[Figure content listings]
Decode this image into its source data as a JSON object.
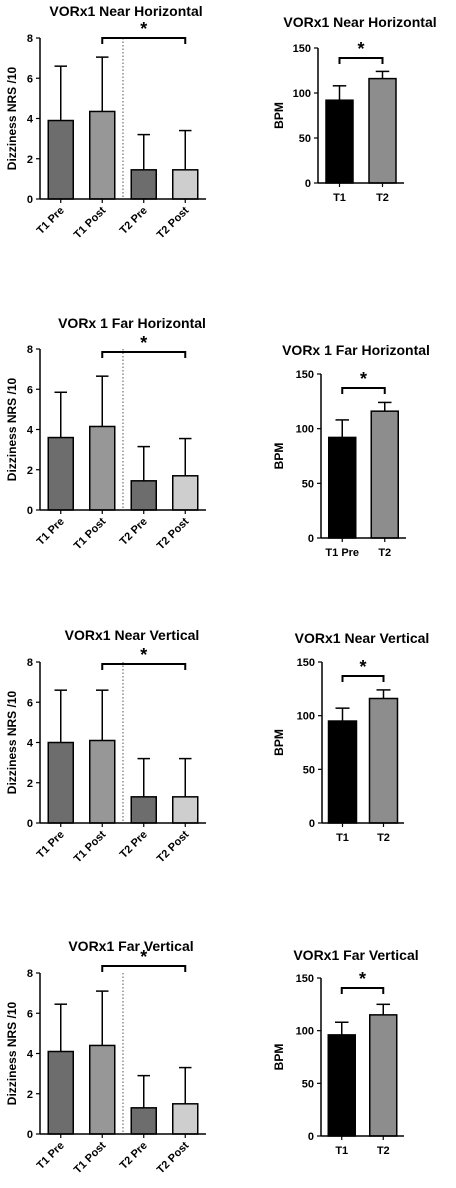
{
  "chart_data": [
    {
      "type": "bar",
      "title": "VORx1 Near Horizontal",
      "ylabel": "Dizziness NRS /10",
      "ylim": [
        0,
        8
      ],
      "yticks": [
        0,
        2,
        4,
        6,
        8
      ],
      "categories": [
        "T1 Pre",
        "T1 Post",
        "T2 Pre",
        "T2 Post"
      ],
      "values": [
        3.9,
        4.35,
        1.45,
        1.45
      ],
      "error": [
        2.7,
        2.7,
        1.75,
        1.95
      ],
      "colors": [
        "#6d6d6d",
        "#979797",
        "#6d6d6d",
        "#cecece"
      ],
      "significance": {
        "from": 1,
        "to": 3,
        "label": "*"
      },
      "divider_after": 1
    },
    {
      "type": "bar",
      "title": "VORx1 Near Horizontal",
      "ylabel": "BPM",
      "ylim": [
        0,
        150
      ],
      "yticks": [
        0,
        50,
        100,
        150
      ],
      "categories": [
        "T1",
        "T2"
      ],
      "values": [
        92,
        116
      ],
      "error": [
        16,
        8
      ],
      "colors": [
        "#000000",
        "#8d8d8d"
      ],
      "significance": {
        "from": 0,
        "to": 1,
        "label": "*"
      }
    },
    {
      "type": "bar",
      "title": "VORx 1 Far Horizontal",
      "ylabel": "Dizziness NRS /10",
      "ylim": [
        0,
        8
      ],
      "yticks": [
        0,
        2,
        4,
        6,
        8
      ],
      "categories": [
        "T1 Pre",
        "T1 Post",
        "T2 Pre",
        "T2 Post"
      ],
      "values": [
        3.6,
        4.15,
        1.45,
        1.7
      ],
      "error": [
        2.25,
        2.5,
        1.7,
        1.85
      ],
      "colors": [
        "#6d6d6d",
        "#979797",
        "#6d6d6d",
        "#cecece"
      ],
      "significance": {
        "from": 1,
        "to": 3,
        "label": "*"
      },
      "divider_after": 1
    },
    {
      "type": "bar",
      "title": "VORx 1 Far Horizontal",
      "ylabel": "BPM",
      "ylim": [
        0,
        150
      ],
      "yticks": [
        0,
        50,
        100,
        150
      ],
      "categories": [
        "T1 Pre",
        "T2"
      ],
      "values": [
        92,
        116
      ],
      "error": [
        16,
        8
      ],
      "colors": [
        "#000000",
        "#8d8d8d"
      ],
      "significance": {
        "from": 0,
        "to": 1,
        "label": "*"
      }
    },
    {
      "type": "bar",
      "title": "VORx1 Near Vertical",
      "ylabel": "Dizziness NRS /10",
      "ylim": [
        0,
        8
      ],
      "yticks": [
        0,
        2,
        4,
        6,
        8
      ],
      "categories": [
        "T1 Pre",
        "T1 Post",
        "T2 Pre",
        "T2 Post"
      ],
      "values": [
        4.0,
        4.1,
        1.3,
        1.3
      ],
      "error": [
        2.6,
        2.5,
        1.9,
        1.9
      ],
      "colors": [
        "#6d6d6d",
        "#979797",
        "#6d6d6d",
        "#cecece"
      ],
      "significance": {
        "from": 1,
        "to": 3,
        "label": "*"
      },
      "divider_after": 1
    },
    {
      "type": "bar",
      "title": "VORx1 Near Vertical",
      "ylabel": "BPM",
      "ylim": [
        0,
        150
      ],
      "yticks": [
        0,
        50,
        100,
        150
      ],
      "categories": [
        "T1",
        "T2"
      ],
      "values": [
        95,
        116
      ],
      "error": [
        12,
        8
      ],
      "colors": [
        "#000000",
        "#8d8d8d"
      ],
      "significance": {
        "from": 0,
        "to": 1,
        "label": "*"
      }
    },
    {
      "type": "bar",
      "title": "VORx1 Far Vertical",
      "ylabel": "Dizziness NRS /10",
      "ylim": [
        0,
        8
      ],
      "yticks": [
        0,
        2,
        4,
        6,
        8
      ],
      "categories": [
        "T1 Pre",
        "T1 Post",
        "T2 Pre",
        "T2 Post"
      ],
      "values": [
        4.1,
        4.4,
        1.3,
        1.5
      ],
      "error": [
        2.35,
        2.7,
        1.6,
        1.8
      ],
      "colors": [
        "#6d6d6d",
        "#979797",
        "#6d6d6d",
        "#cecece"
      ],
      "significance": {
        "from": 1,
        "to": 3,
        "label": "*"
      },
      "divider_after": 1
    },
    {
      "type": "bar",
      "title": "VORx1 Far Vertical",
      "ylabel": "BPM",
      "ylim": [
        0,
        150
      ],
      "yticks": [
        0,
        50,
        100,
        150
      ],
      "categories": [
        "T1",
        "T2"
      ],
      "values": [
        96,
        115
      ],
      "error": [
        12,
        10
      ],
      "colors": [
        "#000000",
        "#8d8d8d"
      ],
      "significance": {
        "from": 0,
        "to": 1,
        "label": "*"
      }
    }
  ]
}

==

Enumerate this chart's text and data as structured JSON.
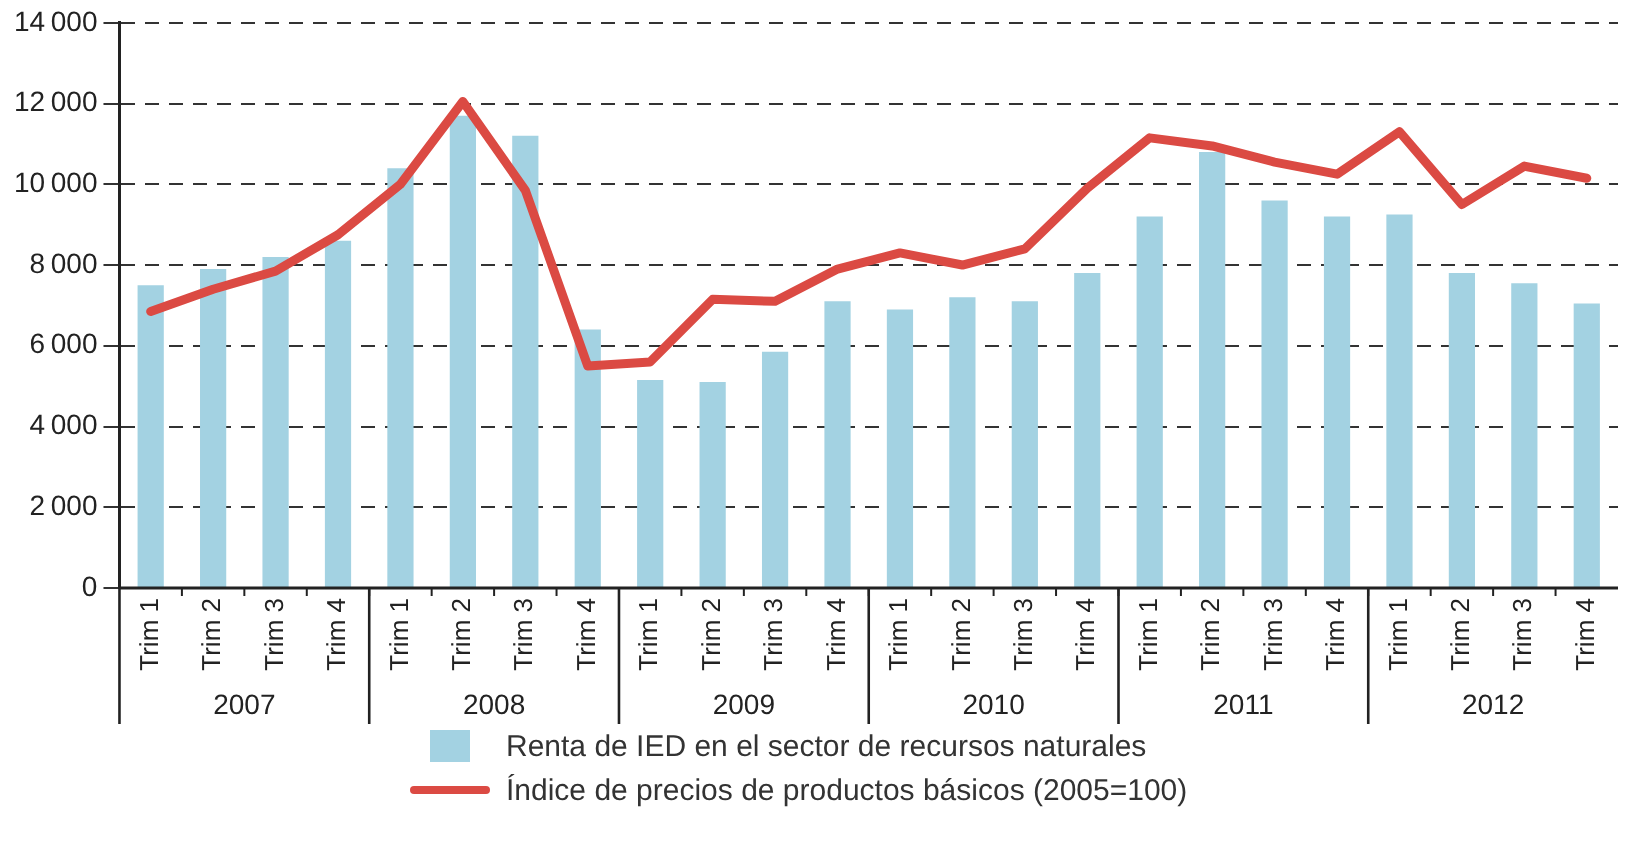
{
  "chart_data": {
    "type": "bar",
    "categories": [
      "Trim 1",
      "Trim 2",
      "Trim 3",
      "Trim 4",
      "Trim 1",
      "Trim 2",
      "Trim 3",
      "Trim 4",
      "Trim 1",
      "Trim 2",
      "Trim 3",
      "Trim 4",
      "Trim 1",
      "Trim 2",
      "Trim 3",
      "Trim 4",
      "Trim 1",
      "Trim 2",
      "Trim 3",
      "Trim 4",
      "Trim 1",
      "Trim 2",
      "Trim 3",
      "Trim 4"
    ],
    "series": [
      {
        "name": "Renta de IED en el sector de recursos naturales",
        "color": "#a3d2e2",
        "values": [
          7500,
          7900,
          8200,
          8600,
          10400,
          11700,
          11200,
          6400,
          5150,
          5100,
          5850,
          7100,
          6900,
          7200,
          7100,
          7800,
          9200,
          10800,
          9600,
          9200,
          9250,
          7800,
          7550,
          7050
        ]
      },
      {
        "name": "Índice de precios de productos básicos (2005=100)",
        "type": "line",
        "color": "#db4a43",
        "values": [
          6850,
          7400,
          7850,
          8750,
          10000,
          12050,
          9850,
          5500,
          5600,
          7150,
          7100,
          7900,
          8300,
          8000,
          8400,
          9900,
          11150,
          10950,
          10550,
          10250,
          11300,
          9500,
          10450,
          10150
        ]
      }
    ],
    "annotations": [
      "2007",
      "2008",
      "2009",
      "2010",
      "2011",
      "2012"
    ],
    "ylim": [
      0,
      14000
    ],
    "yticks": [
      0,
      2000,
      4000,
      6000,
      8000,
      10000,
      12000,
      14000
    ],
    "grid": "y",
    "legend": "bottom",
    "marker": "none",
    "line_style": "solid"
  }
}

# Task to complete:
Look for the word "JSON" in every line of the listing and copy the lines that have it.

# Solution for this problem:
Decode this image into its source data as a JSON object.
Enumerate this chart's text and data as structured JSON.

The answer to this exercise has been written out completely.